━━━ RECORDED INFORMATION

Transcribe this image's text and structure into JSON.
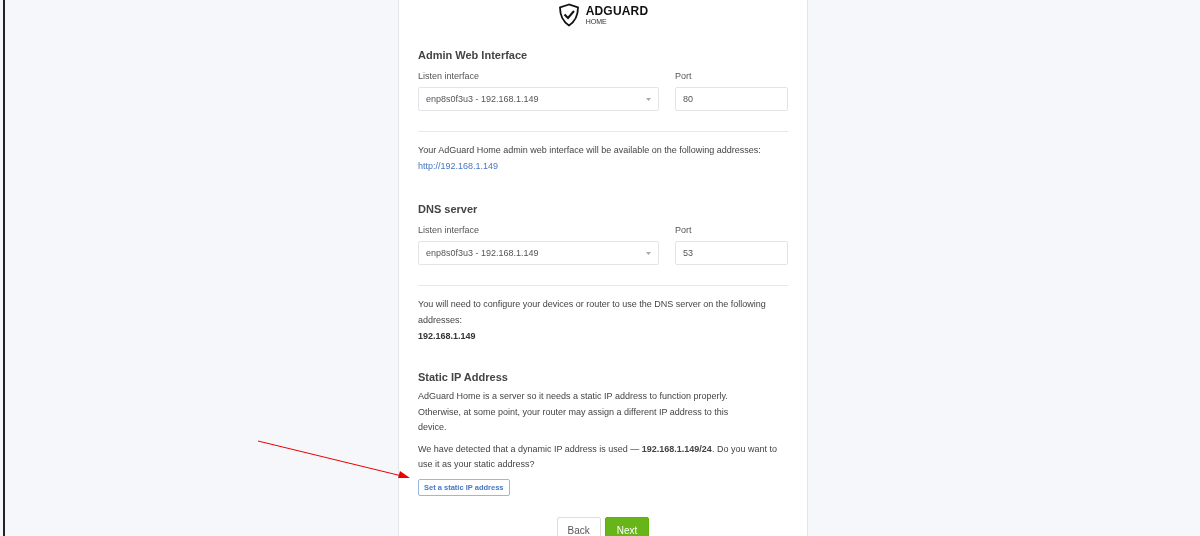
{
  "logo": {
    "name": "ADGUARD",
    "subtitle": "HOME"
  },
  "sections": [
    {
      "kind": "interface",
      "title": "Admin Web Interface",
      "interface_label": "Listen interface",
      "interface_value": "enp8s0f3u3 - 192.168.1.149",
      "port_label": "Port",
      "port_value": "80",
      "note": "Your AdGuard Home admin web interface will be available on the following addresses:",
      "address": {
        "kind": "link",
        "text": "http://192.168.1.149"
      }
    },
    {
      "kind": "interface",
      "title": "DNS server",
      "interface_label": "Listen interface",
      "interface_value": "enp8s0f3u3 - 192.168.1.149",
      "port_label": "Port",
      "port_value": "53",
      "note": "You will need to configure your devices or router to use the DNS server on the following addresses:",
      "address": {
        "kind": "plain",
        "text": "192.168.1.149"
      }
    },
    {
      "kind": "static",
      "title": "Static IP Address",
      "paragraphs": [
        "AdGuard Home is a server so it needs a static IP address to function properly. Otherwise, at some point, your router may assign a different IP address to this device.",
        "We have detected that a dynamic IP address is used — **192.168.1.149/24**. Do you want to use it as your static address?"
      ],
      "button": "Set a static IP address"
    }
  ],
  "buttons": [
    {
      "label": "Back",
      "kind": "secondary"
    },
    {
      "label": "Next",
      "kind": "primary"
    }
  ]
}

━━━━━━

Give only the number of lines in the entries above that contain the string "following".

2